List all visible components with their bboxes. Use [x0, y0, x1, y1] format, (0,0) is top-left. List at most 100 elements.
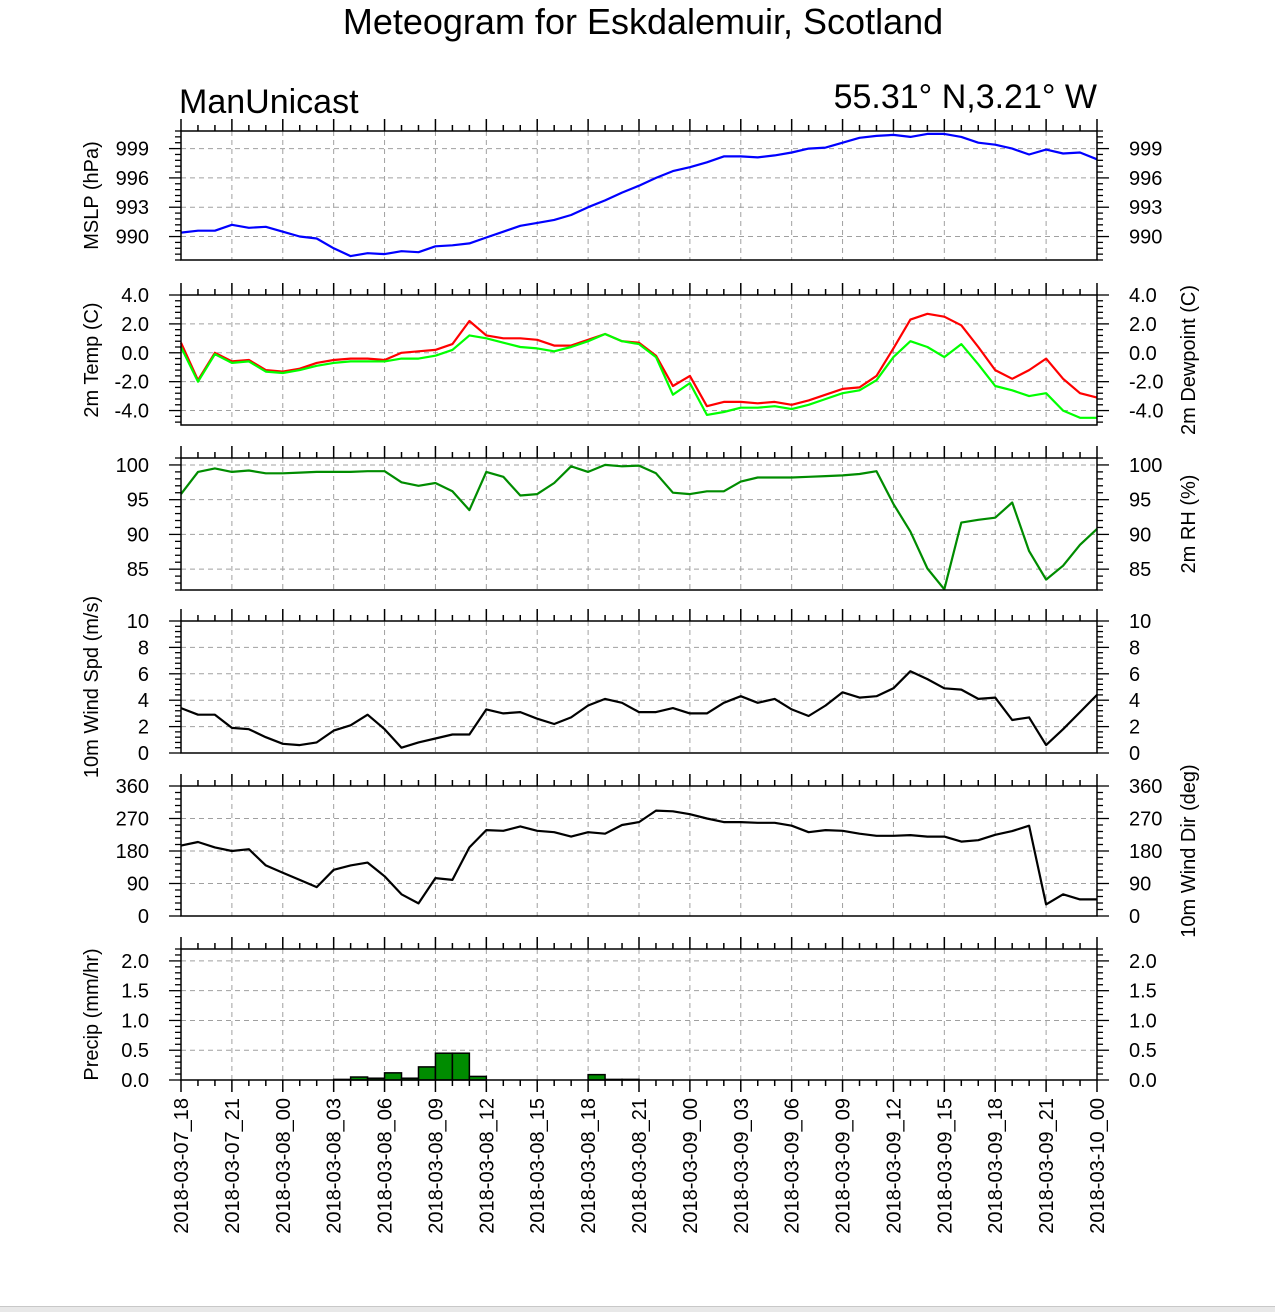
x-tick-label: 2018-03-08_09 — [425, 1098, 447, 1234]
panel-4: 0 0 2 2 4 4 6 6 8 8 10 10 10m Wind Spd (m/s) — [81, 596, 1151, 778]
y-tick-label-left: 1.5 — [121, 981, 149, 1003]
x-tick-label: 2018-03-08_21 — [629, 1098, 651, 1234]
x-tick-label: 2018-03-09_06 — [782, 1098, 804, 1234]
y-tick-label-right: 90 — [1129, 524, 1151, 546]
y-tick-label-left: 4 — [138, 690, 149, 712]
y-tick-label-left: 6 — [138, 664, 149, 686]
y-axis-label-right: 2m Dewpoint (C) — [1178, 285, 1200, 435]
y-tick-label-left: 90 — [127, 874, 149, 896]
x-tick-label: 2018-03-09_21 — [1036, 1098, 1058, 1234]
window-bottom-edge — [0, 1306, 1275, 1312]
y-tick-label-left: 990 — [116, 227, 149, 249]
chart-title: Meteogram for Eskdalemuir, Scotland — [343, 1, 943, 42]
y-tick-label-left: 0.0 — [121, 1070, 149, 1092]
x-tick-label: 2018-03-08_15 — [527, 1098, 549, 1234]
y-tick-label-right: 85 — [1129, 559, 1151, 581]
precip-bar — [587, 1073, 606, 1081]
y-tick-label-left: 999 — [116, 139, 149, 161]
y-tick-label-right: 2.0 — [1129, 951, 1157, 973]
y-tick-label-left: 0.5 — [121, 1040, 149, 1062]
y-tick-label-left: 8 — [138, 637, 149, 659]
y-tick-label-left: 993 — [116, 197, 149, 219]
precip-bar — [434, 1052, 454, 1081]
y-tick-label-left: -4.0 — [115, 401, 149, 423]
x-axis: 2018-03-07_18 2018-03-07_21 2018-03-08_00 2… — [171, 1098, 1109, 1234]
y-axis-label-right: 2m RH (%) — [1178, 475, 1200, 574]
y-tick-label-left: 2.0 — [121, 951, 149, 973]
y-tick-label-left: 1.0 — [121, 1010, 149, 1032]
x-tick-label: 2018-03-09_09 — [833, 1098, 855, 1234]
precip-bar — [451, 1052, 471, 1081]
y-tick-label-right: 996 — [1129, 168, 1162, 190]
y-tick-label-right: 6 — [1129, 664, 1140, 686]
x-tick-label: 2018-03-08_00 — [273, 1098, 295, 1234]
y-tick-label-right: 360 — [1129, 776, 1162, 798]
panel-5: 0 0 90 90 180 180 270 270 360 360 10m Wind Dir (de… — [116, 764, 1200, 937]
panel-2: -4.0 -4.0 -2.0 -2.0 0.0 0.0 2.0 2.0 4.0 4.0 2m Tem… — [81, 283, 1200, 435]
y-tick-label-right: 10 — [1129, 611, 1151, 633]
y-tick-label-right: 0 — [1129, 743, 1140, 765]
x-tick-label: 2018-03-08_12 — [476, 1098, 498, 1234]
x-tick-label: 2018-03-09_03 — [731, 1098, 753, 1234]
y-tick-label-left: 10 — [127, 611, 149, 633]
y-tick-label-left: -2.0 — [115, 372, 149, 394]
y-tick-label-left: 270 — [116, 809, 149, 831]
y-tick-label-left: 0.0 — [121, 343, 149, 365]
y-tick-label-left: 95 — [127, 490, 149, 512]
y-tick-label-left: 85 — [127, 559, 149, 581]
x-tick-label: 2018-03-09_15 — [934, 1098, 956, 1234]
y-tick-label-right: 1.5 — [1129, 981, 1157, 1003]
x-tick-label: 2018-03-09_00 — [680, 1098, 702, 1234]
y-tick-label-right: 8 — [1129, 637, 1140, 659]
x-tick-label: 2018-03-08_18 — [578, 1098, 600, 1234]
x-tick-label: 2018-03-07_18 — [171, 1098, 193, 1234]
y-tick-label-right: 0 — [1129, 906, 1140, 928]
y-axis-label-left: 2m Temp (C) — [81, 302, 103, 417]
x-tick-label: 2018-03-07_21 — [222, 1098, 244, 1234]
y-tick-label-right: 180 — [1129, 841, 1162, 863]
panel-3: 85 85 90 90 95 95 100 100 2m RH (%) — [116, 446, 1200, 591]
y-tick-label-left: 180 — [116, 841, 149, 863]
y-axis-label-left: Precip (mm/hr) — [81, 948, 103, 1080]
y-tick-label-left: 996 — [116, 168, 149, 190]
x-tick-label: 2018-03-09_18 — [985, 1098, 1007, 1234]
y-tick-label-right: 0.0 — [1129, 1070, 1157, 1092]
y-tick-label-left: 100 — [116, 455, 149, 477]
y-tick-label-left: 2.0 — [121, 314, 149, 336]
model-label: ManUnicast — [179, 83, 359, 121]
y-tick-label-right: 4 — [1129, 690, 1140, 712]
x-tick-label: 2018-03-09_12 — [883, 1098, 905, 1234]
y-tick-label-right: 0.5 — [1129, 1040, 1157, 1062]
y-tick-label-right: -4.0 — [1129, 401, 1163, 423]
y-tick-label-right: 999 — [1129, 139, 1162, 161]
series-line-temp — [179, 312, 1098, 408]
x-tick-label: 2018-03-08_06 — [375, 1098, 397, 1234]
y-tick-label-left: 2 — [138, 717, 149, 739]
y-tick-label-right: 993 — [1129, 197, 1162, 219]
y-tick-label-left: 90 — [127, 524, 149, 546]
y-tick-label-right: 1.0 — [1129, 1010, 1157, 1032]
y-tick-label-right: 270 — [1129, 809, 1162, 831]
x-tick-label: 2018-03-10_00 — [1087, 1098, 1109, 1234]
series-line-mslp — [180, 132, 1098, 258]
precip-bar — [417, 1066, 437, 1081]
panel-6: 0.0 0.0 0.5 0.5 1.0 1.0 1.5 1.5 2.0 2.0 Precip (mm… — [81, 937, 1157, 1092]
x-tick-label: 2018-03-08_03 — [324, 1098, 346, 1234]
y-tick-label-right: 2 — [1129, 717, 1140, 739]
y-axis-label-left: 10m Wind Spd (m/s) — [81, 596, 103, 778]
series-line-wind — [180, 809, 1097, 906]
series-line-wind — [180, 670, 1098, 749]
location-label: 55.31° N,3.21° W — [834, 78, 1097, 116]
panel-1: 990 990 993 993 996 996 999 999 MSLP (hPa) — [81, 119, 1162, 261]
precip-bar — [383, 1072, 403, 1081]
y-tick-label-left: 4.0 — [121, 285, 149, 307]
y-tick-label-right: 4.0 — [1129, 285, 1157, 307]
y-tick-label-right: 95 — [1129, 490, 1151, 512]
y-axis-label-left: MSLP (hPa) — [81, 141, 103, 250]
y-tick-label-right: 2.0 — [1129, 314, 1157, 336]
y-tick-label-right: 90 — [1129, 874, 1151, 896]
series-line-dewpoint — [180, 332, 1097, 419]
y-tick-label-right: 100 — [1129, 455, 1162, 477]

----------------

**What you will do**.
Please output every line of the entries above as a numbered list. Omit blank lines and leave the pictures out.

**Exercise result**.
1. List all visible components with their bboxes. Use [x0, y0, x1, y1] format, (0,0) is top-left. List at most 100 elements.
2. x-tick-label: 2018-03-08_09 — [425, 1098, 447, 1234]
3. panel-4: 0 0 2 2 4 4 6 6 8 8 10 10 10m Wind Spd (m/s) — [81, 596, 1151, 778]
4. y-tick-label-left: 1.5 — [121, 981, 149, 1003]
5. x-tick-label: 2018-03-08_21 — [629, 1098, 651, 1234]
6. x-tick-label: 2018-03-09_06 — [782, 1098, 804, 1234]
7. y-tick-label-right: 90 — [1129, 524, 1151, 546]
8. y-tick-label-left: 4 — [138, 690, 149, 712]
9. y-tick-label-left: 6 — [138, 664, 149, 686]
10. y-axis-label-right: 2m Dewpoint (C) — [1178, 285, 1200, 435]
11. y-tick-label-left: 90 — [127, 874, 149, 896]
12. x-tick-label: 2018-03-09_21 — [1036, 1098, 1058, 1234]
13. window-bottom-edge — [0, 1306, 1275, 1312]
14. y-tick-label-left: 990 — [116, 227, 149, 249]
15. chart-title: Meteogram for Eskdalemuir, Scotland — [343, 1, 943, 42]
16. y-tick-label-left: 0.0 — [121, 1070, 149, 1092]
17. x-tick-label: 2018-03-08_15 — [527, 1098, 549, 1234]
18. y-tick-label-right: 85 — [1129, 559, 1151, 581]
19. precip-bar — [587, 1073, 606, 1081]
20. y-tick-label-left: 999 — [116, 139, 149, 161]
21. y-tick-label-right: 2.0 — [1129, 951, 1157, 973]
22. y-tick-label-left: 0.5 — [121, 1040, 149, 1062]
23. y-tick-label-left: 8 — [138, 637, 149, 659]
24. y-tick-label-left: 993 — [116, 197, 149, 219]
25. precip-bar — [434, 1052, 454, 1081]
26. y-tick-label-left: -4.0 — [115, 401, 149, 423]
27. x-axis: 2018-03-07_18 2018-03-07_21 2018-03-08_00 2… — [171, 1098, 1109, 1234]
28. y-axis-label-right: 2m RH (%) — [1178, 475, 1200, 574]
29. y-tick-label-left: 2.0 — [121, 951, 149, 973]
30. y-tick-label-left: 1.0 — [121, 1010, 149, 1032]
31. x-tick-label: 2018-03-09_09 — [833, 1098, 855, 1234]
32. precip-bar — [451, 1052, 471, 1081]
33. y-tick-label-right: 996 — [1129, 168, 1162, 190]
34. y-tick-label-right: 6 — [1129, 664, 1140, 686]
35. x-tick-label: 2018-03-08_00 — [273, 1098, 295, 1234]
36. y-tick-label-right: 360 — [1129, 776, 1162, 798]
37. panel-5: 0 0 90 90 180 180 270 270 360 360 10m Wind Dir (de… — [116, 764, 1200, 937]
38. panel-2: -4.0 -4.0 -2.0 -2.0 0.0 0.0 2.0 2.0 4.0 4.0 2m Tem… — [81, 283, 1200, 435]
39. y-tick-label-right: 10 — [1129, 611, 1151, 633]
40. y-tick-label-right: 0 — [1129, 743, 1140, 765]
41. x-tick-label: 2018-03-08_12 — [476, 1098, 498, 1234]
42. x-tick-label: 2018-03-09_03 — [731, 1098, 753, 1234]
43. y-tick-label-left: 10 — [127, 611, 149, 633]
44. y-tick-label-left: -2.0 — [115, 372, 149, 394]
45. y-tick-label-left: 270 — [116, 809, 149, 831]
46. y-tick-label-left: 0.0 — [121, 343, 149, 365]
47. y-tick-label-left: 95 — [127, 490, 149, 512]
48. y-tick-label-left: 85 — [127, 559, 149, 581]
49. x-tick-label: 2018-03-09_15 — [934, 1098, 956, 1234]
50. y-tick-label-right: 1.5 — [1129, 981, 1157, 1003]
51. x-tick-label: 2018-03-09_00 — [680, 1098, 702, 1234]
52. y-tick-label-right: 8 — [1129, 637, 1140, 659]
53. x-tick-label: 2018-03-08_18 — [578, 1098, 600, 1234]
54. x-tick-label: 2018-03-07_18 — [171, 1098, 193, 1234]
55. y-tick-label-right: 0 — [1129, 906, 1140, 928]
56. y-axis-label-left: 2m Temp (C) — [81, 302, 103, 417]
57. x-tick-label: 2018-03-07_21 — [222, 1098, 244, 1234]
58. y-tick-label-right: 180 — [1129, 841, 1162, 863]
59. panel-3: 85 85 90 90 95 95 100 100 2m RH (%) — [116, 446, 1200, 591]
60. y-tick-label-left: 180 — [116, 841, 149, 863]
61. y-axis-label-left: Precip (mm/hr) — [81, 948, 103, 1080]
62. y-tick-label-left: 996 — [116, 168, 149, 190]
63. x-tick-label: 2018-03-09_18 — [985, 1098, 1007, 1234]
64. y-tick-label-right: 0.0 — [1129, 1070, 1157, 1092]
65. y-tick-label-left: 100 — [116, 455, 149, 477]
66. y-tick-label-left: 2.0 — [121, 314, 149, 336]
67. model-label: ManUnicast — [179, 83, 359, 121]
68. y-tick-label-right: 4 — [1129, 690, 1140, 712]
69. x-tick-label: 2018-03-09_12 — [883, 1098, 905, 1234]
70. y-tick-label-right: 0.5 — [1129, 1040, 1157, 1062]
71. y-tick-label-right: -4.0 — [1129, 401, 1163, 423]
72. y-tick-label-right: 999 — [1129, 139, 1162, 161]
73. series-line-temp — [179, 312, 1098, 408]
74. x-tick-label: 2018-03-08_06 — [375, 1098, 397, 1234]
75. y-tick-label-left: 2 — [138, 717, 149, 739]
76. y-tick-label-right: 993 — [1129, 197, 1162, 219]
77. y-tick-label-left: 90 — [127, 524, 149, 546]
78. y-tick-label-right: 1.0 — [1129, 1010, 1157, 1032]
79. y-tick-label-right: 270 — [1129, 809, 1162, 831]
80. x-tick-label: 2018-03-10_00 — [1087, 1098, 1109, 1234]
81. series-line-mslp — [180, 132, 1098, 258]
82. precip-bar — [417, 1066, 437, 1081]
83. panel-6: 0.0 0.0 0.5 0.5 1.0 1.0 1.5 1.5 2.0 2.0 Precip (mm… — [81, 937, 1157, 1092]
84. x-tick-label: 2018-03-08_03 — [324, 1098, 346, 1234]
85. y-tick-label-right: 2 — [1129, 717, 1140, 739]
86. y-axis-label-left: 10m Wind Spd (m/s) — [81, 596, 103, 778]
87. series-line-wind — [180, 809, 1097, 906]
88. series-line-wind — [180, 670, 1098, 749]
89. location-label: 55.31° N,3.21° W — [834, 78, 1097, 116]
90. panel-1: 990 990 993 993 996 996 999 999 MSLP (hPa) — [81, 119, 1162, 261]
91. precip-bar — [383, 1072, 403, 1081]
92. y-tick-label-left: 4.0 — [121, 285, 149, 307]
93. y-tick-label-right: 4.0 — [1129, 285, 1157, 307]
94. y-tick-label-right: 95 — [1129, 490, 1151, 512]
95. y-axis-label-left: MSLP (hPa) — [81, 141, 103, 250]
96. y-tick-label-right: 2.0 — [1129, 314, 1157, 336]
97. y-tick-label-right: 90 — [1129, 874, 1151, 896]
98. series-line-dewpoint — [180, 332, 1097, 419]
99. y-tick-label-right: 100 — [1129, 455, 1162, 477]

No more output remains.